Wherever "无废城市" appears in a line, copy that line.

:: Exercise material

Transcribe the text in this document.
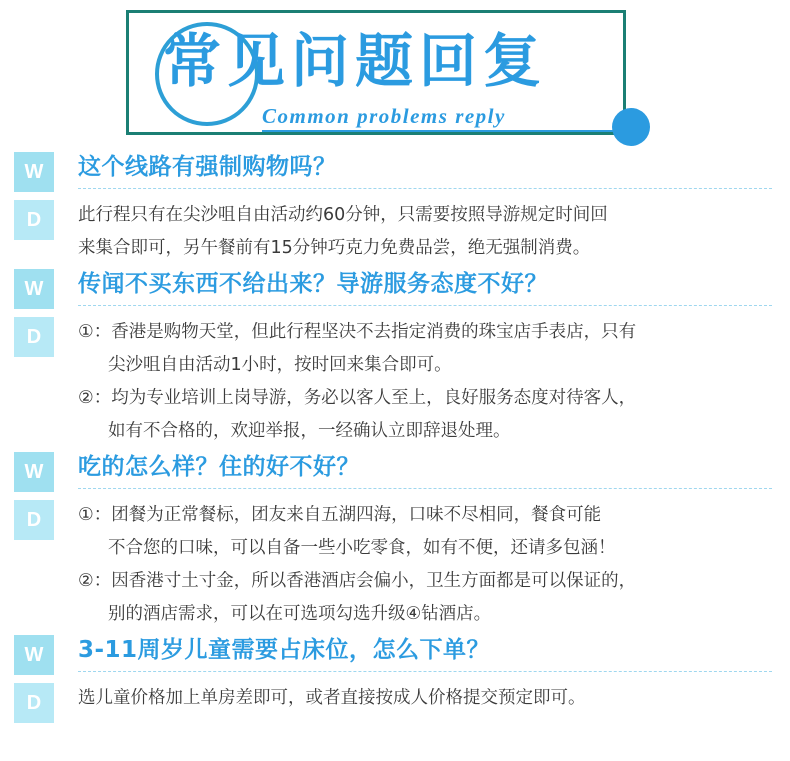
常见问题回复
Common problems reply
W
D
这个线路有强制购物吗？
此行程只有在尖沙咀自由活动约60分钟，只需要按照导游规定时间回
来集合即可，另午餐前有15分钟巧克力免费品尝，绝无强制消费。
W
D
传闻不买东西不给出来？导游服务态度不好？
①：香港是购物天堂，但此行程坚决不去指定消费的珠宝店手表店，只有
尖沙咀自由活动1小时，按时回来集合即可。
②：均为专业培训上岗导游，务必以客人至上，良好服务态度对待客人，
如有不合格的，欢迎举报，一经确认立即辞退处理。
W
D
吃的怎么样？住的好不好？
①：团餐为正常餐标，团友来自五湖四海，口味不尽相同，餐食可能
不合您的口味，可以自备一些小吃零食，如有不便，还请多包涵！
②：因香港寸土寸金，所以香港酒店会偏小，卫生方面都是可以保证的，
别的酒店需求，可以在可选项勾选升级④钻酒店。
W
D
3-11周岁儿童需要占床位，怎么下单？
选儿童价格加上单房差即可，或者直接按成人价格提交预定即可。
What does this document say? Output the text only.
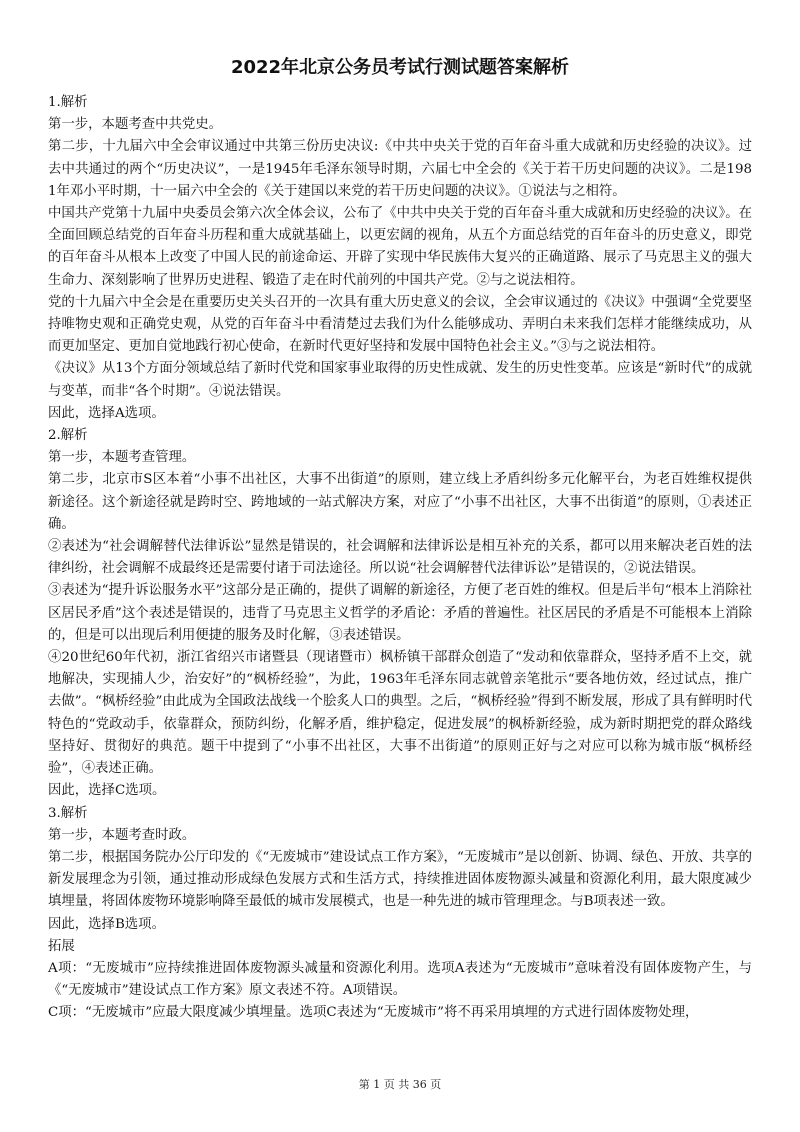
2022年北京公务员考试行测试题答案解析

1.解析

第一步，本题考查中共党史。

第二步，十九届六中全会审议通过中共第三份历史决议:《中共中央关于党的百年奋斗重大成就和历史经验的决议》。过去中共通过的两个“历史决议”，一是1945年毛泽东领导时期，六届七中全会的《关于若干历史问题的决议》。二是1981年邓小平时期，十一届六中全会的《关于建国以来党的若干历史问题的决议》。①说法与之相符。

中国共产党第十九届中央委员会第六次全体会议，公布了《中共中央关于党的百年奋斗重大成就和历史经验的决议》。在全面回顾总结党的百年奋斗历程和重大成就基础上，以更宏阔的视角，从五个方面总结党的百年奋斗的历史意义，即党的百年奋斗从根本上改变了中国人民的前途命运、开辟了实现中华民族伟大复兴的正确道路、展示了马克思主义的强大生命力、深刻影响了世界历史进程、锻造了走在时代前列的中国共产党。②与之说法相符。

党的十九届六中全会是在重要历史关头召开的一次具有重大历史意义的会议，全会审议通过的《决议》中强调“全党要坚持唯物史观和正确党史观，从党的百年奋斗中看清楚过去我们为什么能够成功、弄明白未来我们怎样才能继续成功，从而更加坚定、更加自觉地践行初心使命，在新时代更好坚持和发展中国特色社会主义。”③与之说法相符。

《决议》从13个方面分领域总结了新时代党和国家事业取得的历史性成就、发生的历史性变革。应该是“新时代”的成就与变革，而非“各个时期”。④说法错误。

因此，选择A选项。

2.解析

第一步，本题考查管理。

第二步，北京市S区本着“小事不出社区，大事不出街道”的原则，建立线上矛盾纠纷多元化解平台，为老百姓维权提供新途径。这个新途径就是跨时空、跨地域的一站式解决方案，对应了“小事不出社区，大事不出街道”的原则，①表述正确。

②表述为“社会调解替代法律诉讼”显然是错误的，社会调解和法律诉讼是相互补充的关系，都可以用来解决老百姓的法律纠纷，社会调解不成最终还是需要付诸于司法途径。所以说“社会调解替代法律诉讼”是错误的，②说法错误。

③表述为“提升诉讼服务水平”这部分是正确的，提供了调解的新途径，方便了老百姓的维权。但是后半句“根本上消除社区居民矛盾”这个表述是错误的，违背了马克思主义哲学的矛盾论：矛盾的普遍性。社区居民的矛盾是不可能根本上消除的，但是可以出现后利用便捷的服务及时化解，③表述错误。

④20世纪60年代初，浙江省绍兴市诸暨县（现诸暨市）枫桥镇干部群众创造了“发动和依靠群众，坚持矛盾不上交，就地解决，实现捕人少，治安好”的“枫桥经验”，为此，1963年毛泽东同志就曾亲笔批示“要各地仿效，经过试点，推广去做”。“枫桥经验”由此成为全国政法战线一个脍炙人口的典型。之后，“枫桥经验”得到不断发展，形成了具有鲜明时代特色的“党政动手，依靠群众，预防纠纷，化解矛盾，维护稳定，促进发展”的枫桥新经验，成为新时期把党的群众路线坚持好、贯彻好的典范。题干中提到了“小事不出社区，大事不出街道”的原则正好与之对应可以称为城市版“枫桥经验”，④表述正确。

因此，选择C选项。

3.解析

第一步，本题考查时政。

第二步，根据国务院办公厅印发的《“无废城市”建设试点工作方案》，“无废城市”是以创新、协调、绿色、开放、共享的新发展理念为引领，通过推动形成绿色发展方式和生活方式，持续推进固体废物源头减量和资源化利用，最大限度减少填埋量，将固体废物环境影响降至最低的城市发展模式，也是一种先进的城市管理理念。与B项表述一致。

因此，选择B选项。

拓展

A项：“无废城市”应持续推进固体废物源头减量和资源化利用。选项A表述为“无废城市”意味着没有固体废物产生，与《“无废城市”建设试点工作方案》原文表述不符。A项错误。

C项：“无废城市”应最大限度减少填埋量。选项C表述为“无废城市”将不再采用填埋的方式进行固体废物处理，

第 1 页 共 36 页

::::

= Solution for this exercise =
第二步，根据国务院办公厅印发的《“无废城市”建设试点工作方案》，“无废城市”是以创新、协调、绿色、开放、共享的新发展理念为引领，通过推动形成绿色发展方式和生活方式，持续推进固体废物源头减量和资源化利用，最大限度减少填埋量，将固体废物环境影响降至最低的城市发展模式，也是一种先进的城市管理理念。与B项表述一致。
A项：“无废城市”应持续推进固体废物源头减量和资源化利用。选项A表述为“无废城市”意味着没有固体废物产生，与《“无废城市”建设试点工作方案》原文表述不符。A项错误。
C项：“无废城市”应最大限度减少填埋量。选项C表述为“无废城市”将不再采用填埋的方式进行固体废物处理，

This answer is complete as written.